# [STATED EXERCISE]
Identify each line below containing the string "bottom" and copy it.

# [AVAILABLE DATA]
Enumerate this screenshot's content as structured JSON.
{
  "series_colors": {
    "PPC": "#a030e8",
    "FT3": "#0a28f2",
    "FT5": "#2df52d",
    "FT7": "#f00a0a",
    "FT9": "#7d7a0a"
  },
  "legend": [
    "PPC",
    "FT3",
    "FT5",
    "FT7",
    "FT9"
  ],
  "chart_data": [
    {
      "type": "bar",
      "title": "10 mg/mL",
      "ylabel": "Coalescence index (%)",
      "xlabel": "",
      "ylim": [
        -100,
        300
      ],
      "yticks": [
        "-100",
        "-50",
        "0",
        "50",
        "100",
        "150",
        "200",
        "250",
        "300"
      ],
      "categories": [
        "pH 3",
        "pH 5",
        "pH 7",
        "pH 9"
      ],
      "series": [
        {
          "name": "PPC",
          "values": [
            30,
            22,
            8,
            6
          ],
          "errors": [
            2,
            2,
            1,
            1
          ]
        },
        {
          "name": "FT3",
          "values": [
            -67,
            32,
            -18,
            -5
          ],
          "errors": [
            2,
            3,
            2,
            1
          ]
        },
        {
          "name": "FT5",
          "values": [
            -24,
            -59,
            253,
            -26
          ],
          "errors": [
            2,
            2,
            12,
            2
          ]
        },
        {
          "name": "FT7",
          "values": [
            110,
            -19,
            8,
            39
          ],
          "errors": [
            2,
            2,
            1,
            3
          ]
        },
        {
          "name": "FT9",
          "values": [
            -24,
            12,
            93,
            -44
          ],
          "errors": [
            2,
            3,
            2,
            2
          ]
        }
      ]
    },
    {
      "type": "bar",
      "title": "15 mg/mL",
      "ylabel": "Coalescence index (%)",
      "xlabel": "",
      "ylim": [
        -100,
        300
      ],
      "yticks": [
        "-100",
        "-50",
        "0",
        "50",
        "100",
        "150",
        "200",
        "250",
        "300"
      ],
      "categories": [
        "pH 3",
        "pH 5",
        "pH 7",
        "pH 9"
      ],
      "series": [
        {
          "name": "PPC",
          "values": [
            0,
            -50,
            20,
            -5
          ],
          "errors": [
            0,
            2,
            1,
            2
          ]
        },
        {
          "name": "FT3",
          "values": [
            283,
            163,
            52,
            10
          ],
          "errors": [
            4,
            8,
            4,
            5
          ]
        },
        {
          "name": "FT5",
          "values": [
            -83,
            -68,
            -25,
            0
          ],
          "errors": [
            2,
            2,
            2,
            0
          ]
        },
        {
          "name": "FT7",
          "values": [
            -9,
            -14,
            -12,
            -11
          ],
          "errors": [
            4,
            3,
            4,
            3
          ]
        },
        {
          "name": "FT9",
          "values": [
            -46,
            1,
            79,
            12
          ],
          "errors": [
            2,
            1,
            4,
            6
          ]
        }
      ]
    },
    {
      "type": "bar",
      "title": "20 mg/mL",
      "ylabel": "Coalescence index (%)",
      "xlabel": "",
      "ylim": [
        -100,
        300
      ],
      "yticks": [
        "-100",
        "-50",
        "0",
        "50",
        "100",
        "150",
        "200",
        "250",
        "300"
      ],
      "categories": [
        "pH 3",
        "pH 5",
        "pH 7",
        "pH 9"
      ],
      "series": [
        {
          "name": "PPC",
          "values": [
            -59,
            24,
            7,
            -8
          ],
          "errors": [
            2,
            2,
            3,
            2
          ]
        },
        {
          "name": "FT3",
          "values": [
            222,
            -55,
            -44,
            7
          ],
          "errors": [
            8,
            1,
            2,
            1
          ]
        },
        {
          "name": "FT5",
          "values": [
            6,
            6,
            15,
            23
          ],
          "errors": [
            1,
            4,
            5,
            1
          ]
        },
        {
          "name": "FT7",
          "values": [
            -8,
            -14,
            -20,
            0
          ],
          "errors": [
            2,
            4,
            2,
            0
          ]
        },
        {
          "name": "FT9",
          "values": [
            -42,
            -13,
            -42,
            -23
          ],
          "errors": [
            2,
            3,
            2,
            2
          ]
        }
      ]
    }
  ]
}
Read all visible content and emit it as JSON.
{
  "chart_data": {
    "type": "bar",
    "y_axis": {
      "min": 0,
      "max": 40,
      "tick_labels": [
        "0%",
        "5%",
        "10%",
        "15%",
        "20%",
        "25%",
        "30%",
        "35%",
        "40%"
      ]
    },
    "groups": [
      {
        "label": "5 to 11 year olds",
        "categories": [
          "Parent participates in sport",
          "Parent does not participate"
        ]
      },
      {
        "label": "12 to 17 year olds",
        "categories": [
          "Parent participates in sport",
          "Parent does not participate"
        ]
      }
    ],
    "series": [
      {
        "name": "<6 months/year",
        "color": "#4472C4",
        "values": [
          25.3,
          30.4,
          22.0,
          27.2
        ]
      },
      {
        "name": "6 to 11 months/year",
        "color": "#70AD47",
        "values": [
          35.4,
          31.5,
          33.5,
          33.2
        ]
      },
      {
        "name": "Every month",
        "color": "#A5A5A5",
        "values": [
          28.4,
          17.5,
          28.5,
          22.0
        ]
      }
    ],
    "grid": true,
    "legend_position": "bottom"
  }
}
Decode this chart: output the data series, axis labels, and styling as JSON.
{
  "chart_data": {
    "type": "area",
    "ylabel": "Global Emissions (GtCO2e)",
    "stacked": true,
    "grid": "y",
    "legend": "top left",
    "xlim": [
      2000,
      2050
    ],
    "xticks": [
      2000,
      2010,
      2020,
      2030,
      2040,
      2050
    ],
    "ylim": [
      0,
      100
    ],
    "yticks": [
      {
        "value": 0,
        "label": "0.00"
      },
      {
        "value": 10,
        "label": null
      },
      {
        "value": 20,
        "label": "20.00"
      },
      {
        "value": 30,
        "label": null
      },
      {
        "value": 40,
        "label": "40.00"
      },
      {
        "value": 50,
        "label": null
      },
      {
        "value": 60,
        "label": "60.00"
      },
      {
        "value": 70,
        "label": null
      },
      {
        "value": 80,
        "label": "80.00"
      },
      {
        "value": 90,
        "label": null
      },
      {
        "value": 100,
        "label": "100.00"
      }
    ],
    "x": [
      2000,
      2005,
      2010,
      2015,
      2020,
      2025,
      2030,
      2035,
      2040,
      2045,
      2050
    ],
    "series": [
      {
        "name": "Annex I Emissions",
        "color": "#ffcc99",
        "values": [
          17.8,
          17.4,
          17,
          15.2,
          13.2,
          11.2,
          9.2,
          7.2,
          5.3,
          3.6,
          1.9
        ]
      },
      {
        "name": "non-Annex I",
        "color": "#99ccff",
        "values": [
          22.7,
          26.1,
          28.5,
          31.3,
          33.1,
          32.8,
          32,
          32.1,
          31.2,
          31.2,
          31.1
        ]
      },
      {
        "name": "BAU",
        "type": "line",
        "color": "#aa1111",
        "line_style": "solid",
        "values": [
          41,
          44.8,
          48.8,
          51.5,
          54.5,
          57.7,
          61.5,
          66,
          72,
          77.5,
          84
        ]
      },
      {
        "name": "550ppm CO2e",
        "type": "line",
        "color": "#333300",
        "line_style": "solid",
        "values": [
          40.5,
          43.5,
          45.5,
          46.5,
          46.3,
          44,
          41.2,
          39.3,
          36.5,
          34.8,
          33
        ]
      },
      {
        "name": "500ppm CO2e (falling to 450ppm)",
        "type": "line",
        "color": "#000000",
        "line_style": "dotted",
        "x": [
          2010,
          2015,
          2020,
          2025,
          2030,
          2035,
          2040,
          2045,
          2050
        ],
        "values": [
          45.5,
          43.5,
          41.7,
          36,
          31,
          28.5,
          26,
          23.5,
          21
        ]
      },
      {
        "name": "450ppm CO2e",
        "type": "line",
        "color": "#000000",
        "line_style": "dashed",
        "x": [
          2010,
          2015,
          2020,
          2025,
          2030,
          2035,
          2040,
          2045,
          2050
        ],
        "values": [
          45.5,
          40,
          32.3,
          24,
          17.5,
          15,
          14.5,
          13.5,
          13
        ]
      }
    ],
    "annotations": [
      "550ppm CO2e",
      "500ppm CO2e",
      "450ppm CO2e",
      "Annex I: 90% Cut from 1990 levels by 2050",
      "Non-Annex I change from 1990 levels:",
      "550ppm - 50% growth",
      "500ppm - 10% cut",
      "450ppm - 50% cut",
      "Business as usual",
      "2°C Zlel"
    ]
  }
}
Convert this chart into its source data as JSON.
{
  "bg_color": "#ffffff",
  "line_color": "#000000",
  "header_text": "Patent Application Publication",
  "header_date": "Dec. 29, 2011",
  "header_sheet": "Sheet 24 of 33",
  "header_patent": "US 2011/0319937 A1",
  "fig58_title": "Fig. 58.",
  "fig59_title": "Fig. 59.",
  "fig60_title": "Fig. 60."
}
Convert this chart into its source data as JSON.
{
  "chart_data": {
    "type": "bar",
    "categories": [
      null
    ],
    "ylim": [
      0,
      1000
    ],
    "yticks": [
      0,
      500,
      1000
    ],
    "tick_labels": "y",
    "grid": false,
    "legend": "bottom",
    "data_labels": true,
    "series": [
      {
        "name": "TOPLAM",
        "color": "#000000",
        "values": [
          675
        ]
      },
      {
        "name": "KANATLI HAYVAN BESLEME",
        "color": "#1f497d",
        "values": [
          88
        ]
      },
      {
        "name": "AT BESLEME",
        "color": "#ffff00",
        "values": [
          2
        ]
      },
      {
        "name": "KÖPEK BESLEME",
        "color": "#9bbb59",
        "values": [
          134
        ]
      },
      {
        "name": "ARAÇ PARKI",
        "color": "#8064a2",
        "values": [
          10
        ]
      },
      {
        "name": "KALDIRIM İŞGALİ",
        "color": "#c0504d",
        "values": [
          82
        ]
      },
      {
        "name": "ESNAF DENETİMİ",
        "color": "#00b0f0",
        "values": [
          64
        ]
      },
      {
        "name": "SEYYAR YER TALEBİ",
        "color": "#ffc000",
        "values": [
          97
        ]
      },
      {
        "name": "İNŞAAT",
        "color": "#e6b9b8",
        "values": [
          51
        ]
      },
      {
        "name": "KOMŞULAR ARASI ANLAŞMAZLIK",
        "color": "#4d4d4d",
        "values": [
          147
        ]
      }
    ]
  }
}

# [RESULT FOR THIS TASK]
    "legend_position": "bottom"
    "legend": "bottom",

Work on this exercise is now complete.